» **Task objective**: In the entries, find all lines that hold the word "JSON" and copy them.

» **Data to use**:
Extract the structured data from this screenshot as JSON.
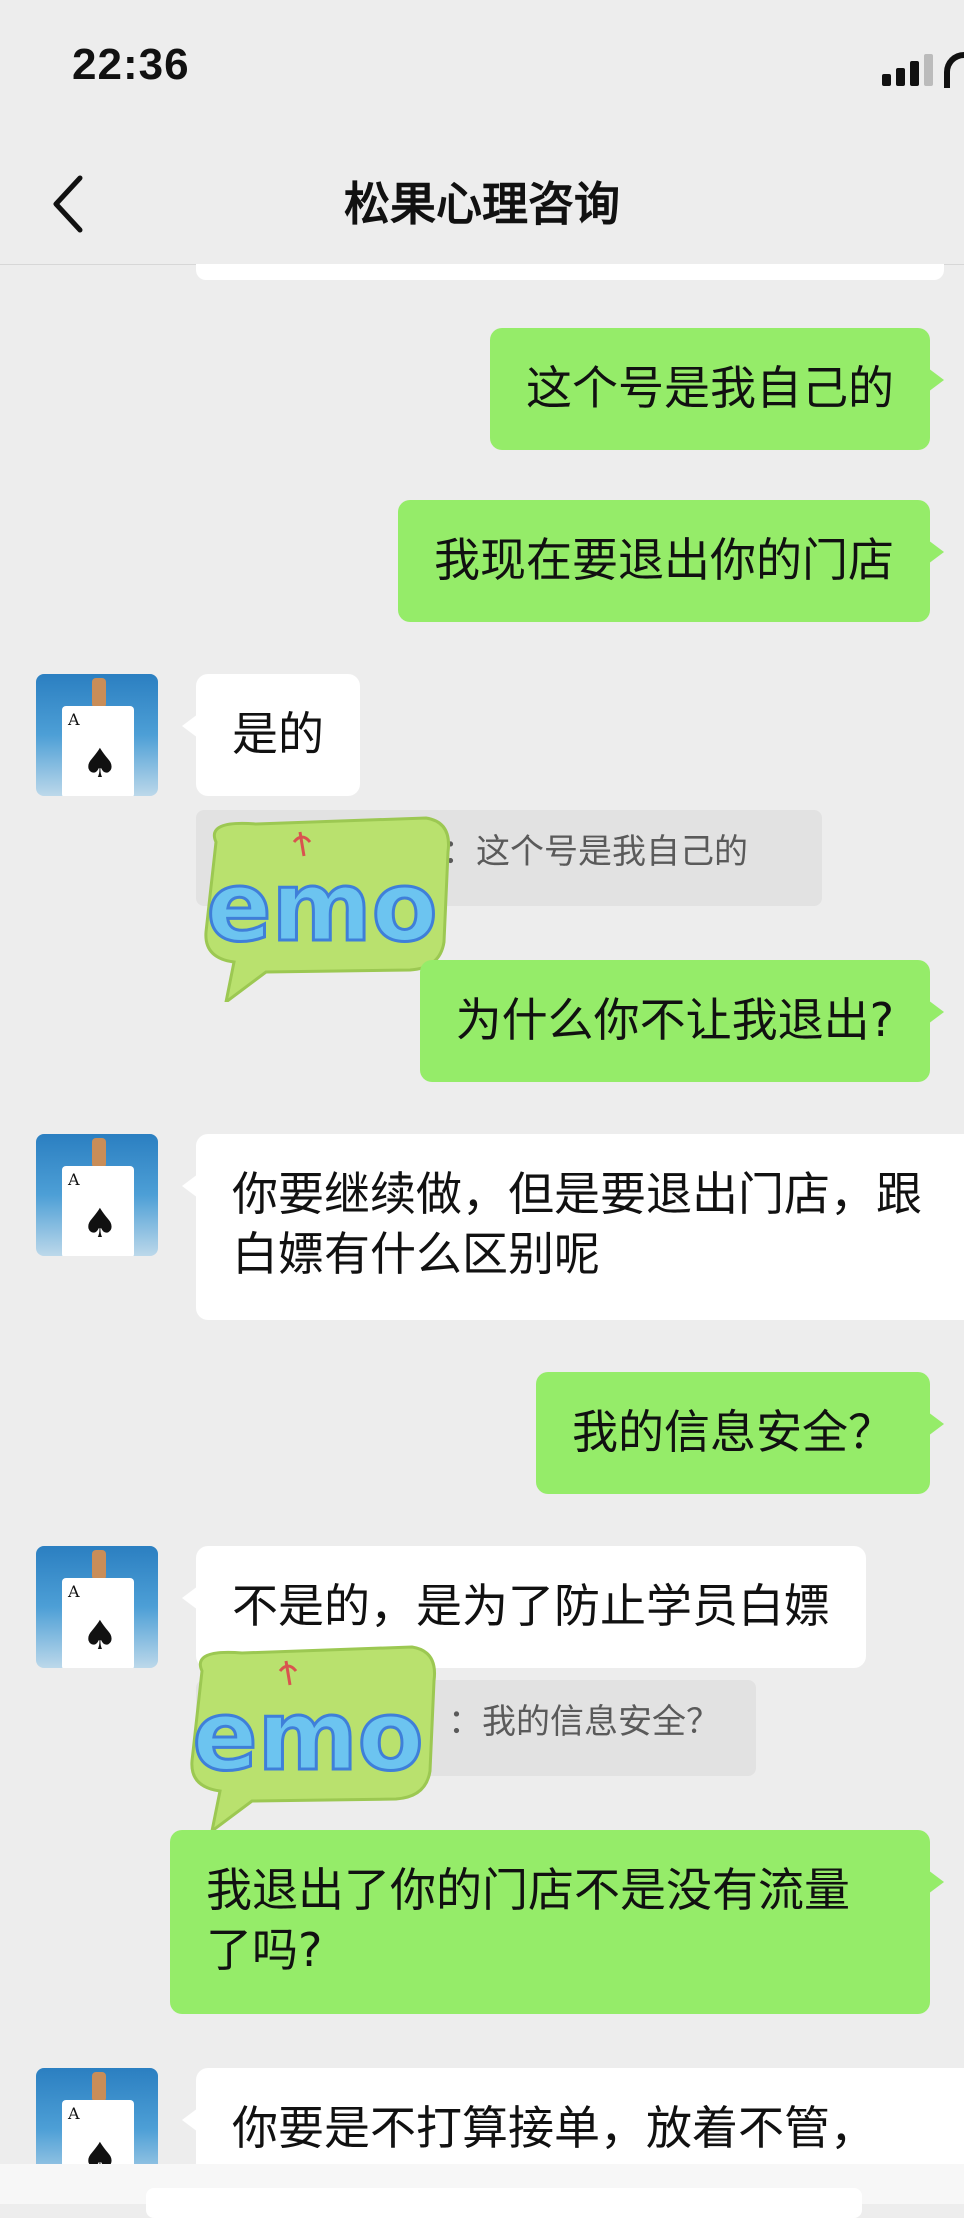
{
  "status_bar": {
    "time": "22:36"
  },
  "header": {
    "title": "松果心理咨询"
  },
  "messages": [
    {
      "text": "这个号是我自己的"
    },
    {
      "text": "我现在要退出你的门店"
    },
    {
      "text": "是的"
    },
    {
      "quote": "：这个号是我自己的"
    },
    {
      "text": "为什么你不让我退出?"
    },
    {
      "text": "你要继续做，但是要退出门店，跟白嫖有什么区别呢"
    },
    {
      "text": "我的信息安全？"
    },
    {
      "text": "不是的，是为了防止学员白嫖"
    },
    {
      "quote": "：我的信息安全？"
    },
    {
      "text": "我退出了你的门店不是没有流量了吗?"
    },
    {
      "text": "你要是不打算接单，放着不管，"
    }
  ],
  "sticker": {
    "text": "emo"
  },
  "avatar": {
    "card_rank": "A",
    "card_suit": "♠"
  },
  "colors": {
    "outgoing": "#95ec69",
    "incoming": "#ffffff",
    "background": "#ededed",
    "quote_bg": "#e2e2e2"
  }
}
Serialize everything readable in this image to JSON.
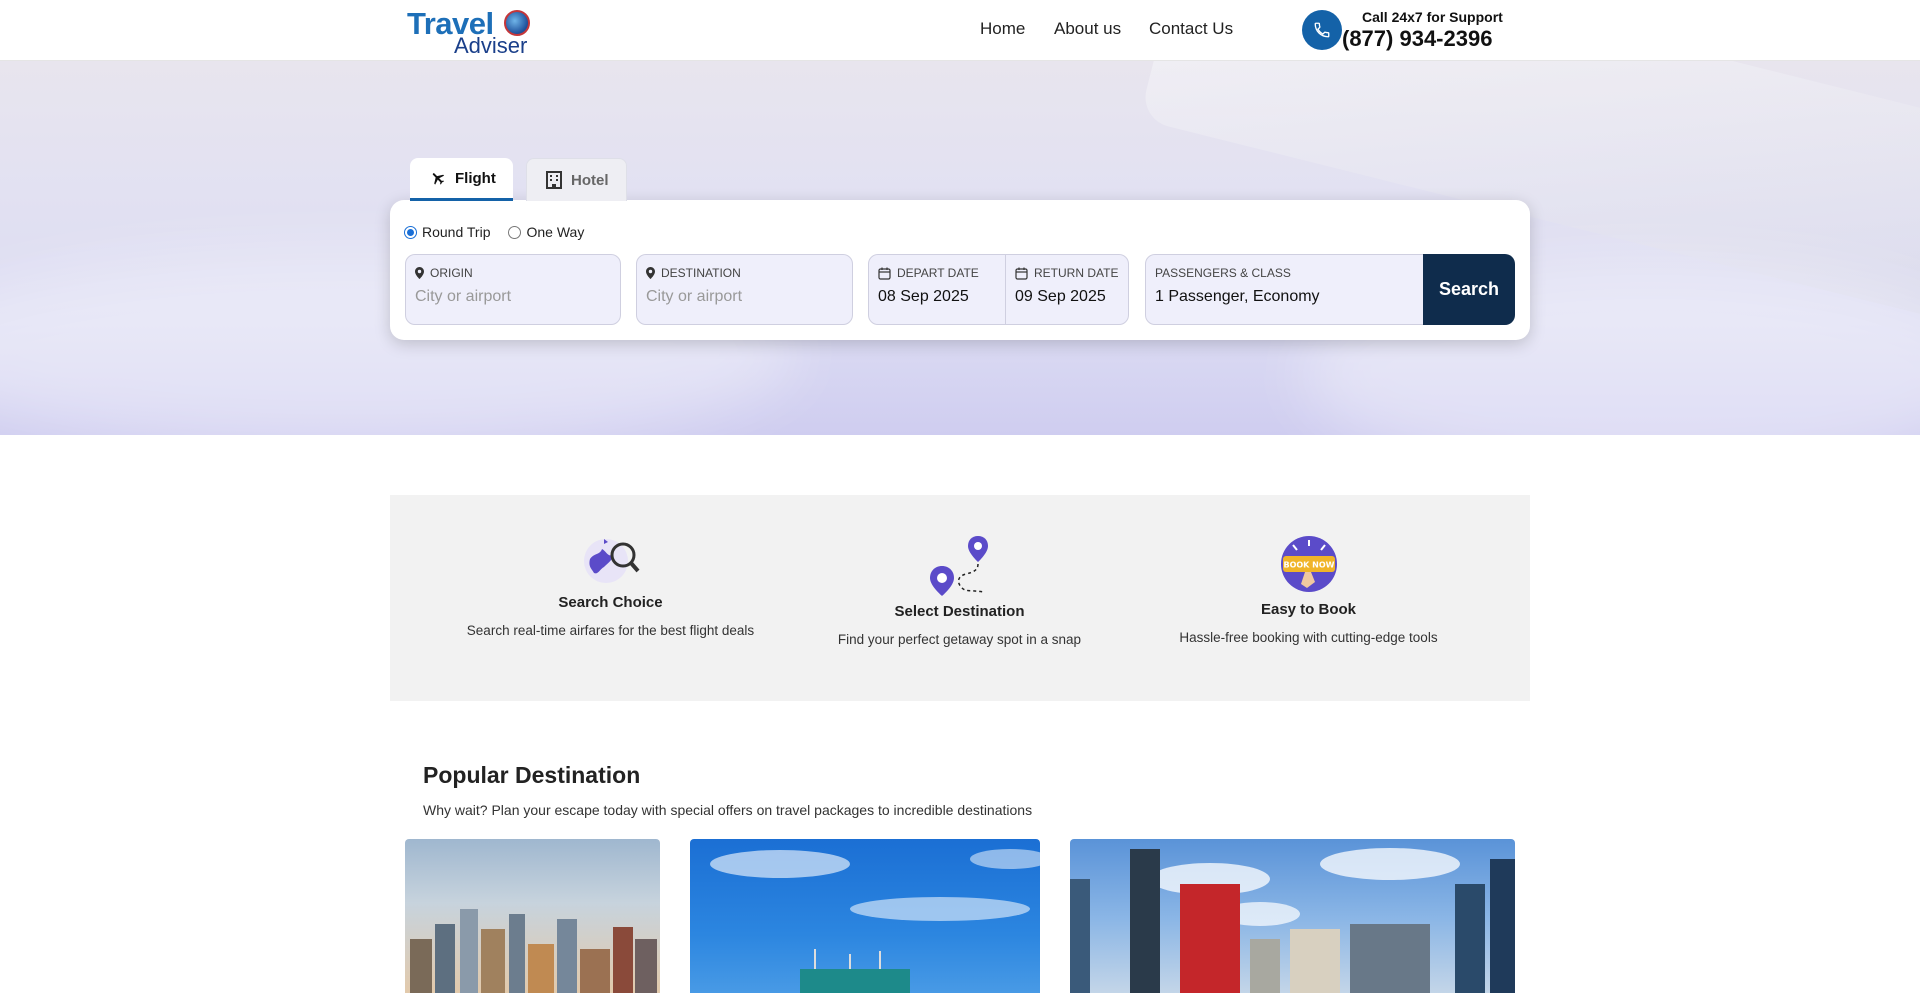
{
  "header": {
    "logo_line1": "Travel",
    "logo_line2": "Adviser",
    "nav": [
      "Home",
      "About us",
      "Contact Us"
    ],
    "support_label": "Call 24x7 for Support",
    "support_number": "(877) 934-2396"
  },
  "search": {
    "tabs": [
      {
        "label": "Flight",
        "icon": "airplane-icon",
        "active": true
      },
      {
        "label": "Hotel",
        "icon": "building-icon",
        "active": false
      }
    ],
    "trip_types": [
      {
        "label": "Round Trip",
        "selected": true
      },
      {
        "label": "One Way",
        "selected": false
      }
    ],
    "origin": {
      "label": "ORIGIN",
      "placeholder": "City or airport"
    },
    "destination": {
      "label": "DESTINATION",
      "placeholder": "City or airport"
    },
    "depart": {
      "label": "DEPART DATE",
      "value": "08 Sep 2025"
    },
    "return": {
      "label": "RETURN DATE",
      "value": "09 Sep 2025"
    },
    "passengers": {
      "label": "PASSENGERS & CLASS",
      "value": "1 Passenger, Economy"
    },
    "button": "Search"
  },
  "features": [
    {
      "title": "Search Choice",
      "desc": "Search real-time airfares for the best flight deals",
      "icon": "globe-search-icon"
    },
    {
      "title": "Select Destination",
      "desc": "Find your perfect getaway spot in a snap",
      "icon": "map-pins-icon"
    },
    {
      "title": "Easy to Book",
      "desc": "Hassle-free booking with cutting-edge tools",
      "icon": "book-now-icon",
      "icon_text": "BOOK NOW"
    }
  ],
  "popular": {
    "title": "Popular Destination",
    "subtitle": "Why wait? Plan your escape today with special offers on travel packages to incredible destinations"
  },
  "colors": {
    "brand_blue": "#1462a8",
    "search_button": "#0f2c4c",
    "field_bg": "#efeffb"
  }
}
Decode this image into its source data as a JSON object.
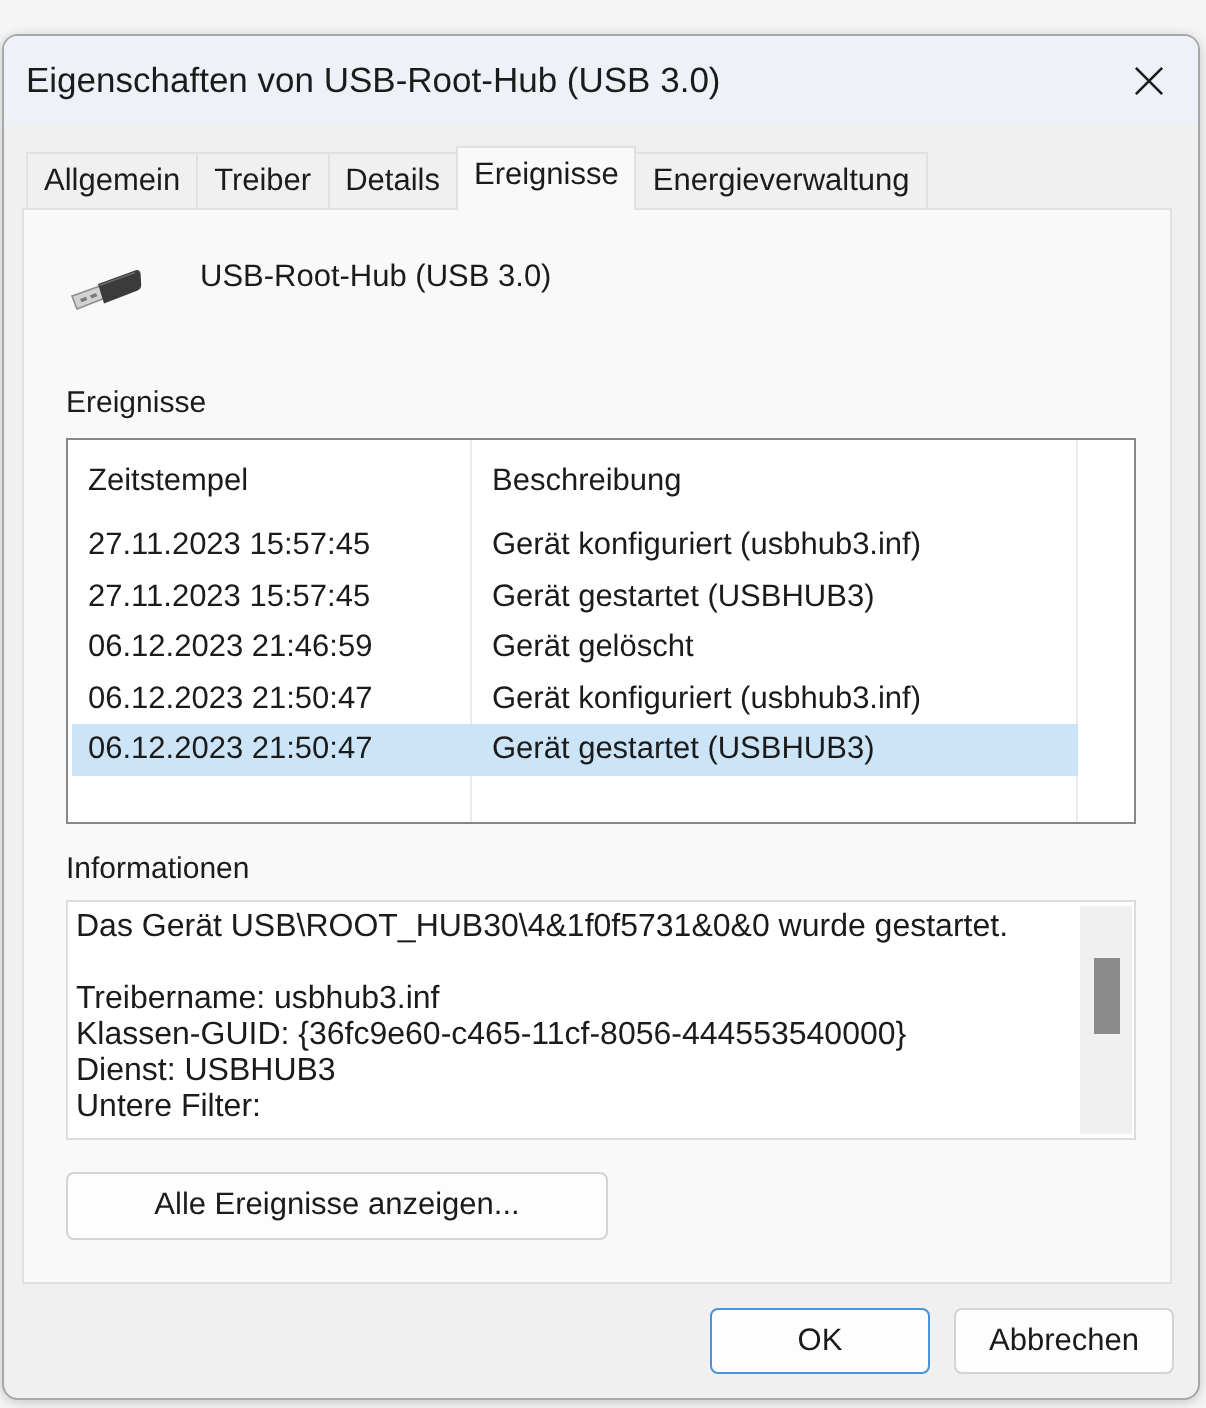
{
  "window": {
    "title": "Eigenschaften von USB-Root-Hub (USB 3.0)"
  },
  "tabs": [
    {
      "label": "Allgemein",
      "selected": false
    },
    {
      "label": "Treiber",
      "selected": false
    },
    {
      "label": "Details",
      "selected": false
    },
    {
      "label": "Ereignisse",
      "selected": true
    },
    {
      "label": "Energieverwaltung",
      "selected": false
    }
  ],
  "device": {
    "name": "USB-Root-Hub (USB 3.0)"
  },
  "events": {
    "label": "Ereignisse",
    "columns": [
      "Zeitstempel",
      "Beschreibung"
    ],
    "rows": [
      {
        "timestamp": "27.11.2023 15:57:45",
        "description": "Gerät konfiguriert (usbhub3.inf)",
        "selected": false
      },
      {
        "timestamp": "27.11.2023 15:57:45",
        "description": "Gerät gestartet (USBHUB3)",
        "selected": false
      },
      {
        "timestamp": "06.12.2023 21:46:59",
        "description": "Gerät gelöscht",
        "selected": false
      },
      {
        "timestamp": "06.12.2023 21:50:47",
        "description": "Gerät konfiguriert (usbhub3.inf)",
        "selected": false
      },
      {
        "timestamp": "06.12.2023 21:50:47",
        "description": "Gerät gestartet (USBHUB3)",
        "selected": true
      }
    ]
  },
  "information": {
    "label": "Informationen",
    "paragraphs": [
      [
        "Das Gerät USB\\ROOT_HUB30\\4&1f0f5731&0&0 wurde gestartet."
      ],
      [
        "Treibername: usbhub3.inf",
        "Klassen-GUID: {36fc9e60-c465-11cf-8056-444553540000}",
        "Dienst: USBHUB3",
        "Untere Filter:"
      ]
    ]
  },
  "show_all_button": {
    "label": "Alle Ereignisse anzeigen..."
  },
  "buttons": [
    {
      "label": "OK",
      "default": true
    },
    {
      "label": "Abbrechen",
      "default": false
    }
  ]
}
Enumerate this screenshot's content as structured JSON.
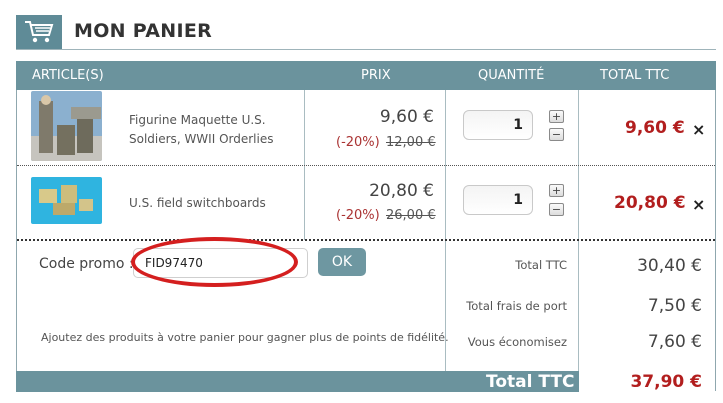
{
  "header": {
    "title": "MON PANIER",
    "icon": "shopping-cart-icon",
    "accent": "#6b939d"
  },
  "table": {
    "columns": [
      "ARTICLE(S)",
      "PRIX",
      "QUANTITÉ",
      "TOTAL TTC"
    ],
    "rows": [
      {
        "name_line1": "Figurine Maquette U.S.",
        "name_line2": "Soldiers, WWII Orderlies",
        "price": "9,60 €",
        "discount": "(-20%)",
        "old_price": "12,00 €",
        "quantity": "1",
        "total": "9,60 €",
        "remove": "×"
      },
      {
        "name_line1": "U.S. field switchboards",
        "name_line2": "",
        "price": "20,80 €",
        "discount": "(-20%)",
        "old_price": "26,00 €",
        "quantity": "1",
        "total": "20,80 €",
        "remove": "×"
      }
    ]
  },
  "promo": {
    "label": "Code promo :",
    "value": "FID97470",
    "ok_label": "OK",
    "loyalty_text": "Ajoutez des produits à votre panier pour gagner plus de points de fidélité."
  },
  "summary": {
    "total_ttc_label": "Total TTC",
    "total_ttc_value": "30,40 €",
    "shipping_label": "Total frais de port",
    "shipping_value": "7,50 €",
    "savings_label": "Vous économisez",
    "savings_value": "7,60 €"
  },
  "footer": {
    "label": "Total TTC",
    "value": "37,90 €"
  }
}
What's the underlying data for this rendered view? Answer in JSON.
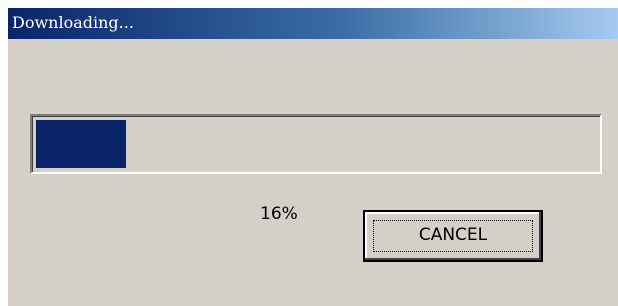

» **Response to the exercise**:
Extract the structured data from this screenshot as JSON.
Serialize everything readable in this image to JSON.
Decode this image into its source data as a JSON object.
Enumerate this screenshot's content as structured JSON.
What's the underlying data for this rendered view? Answer in JSON.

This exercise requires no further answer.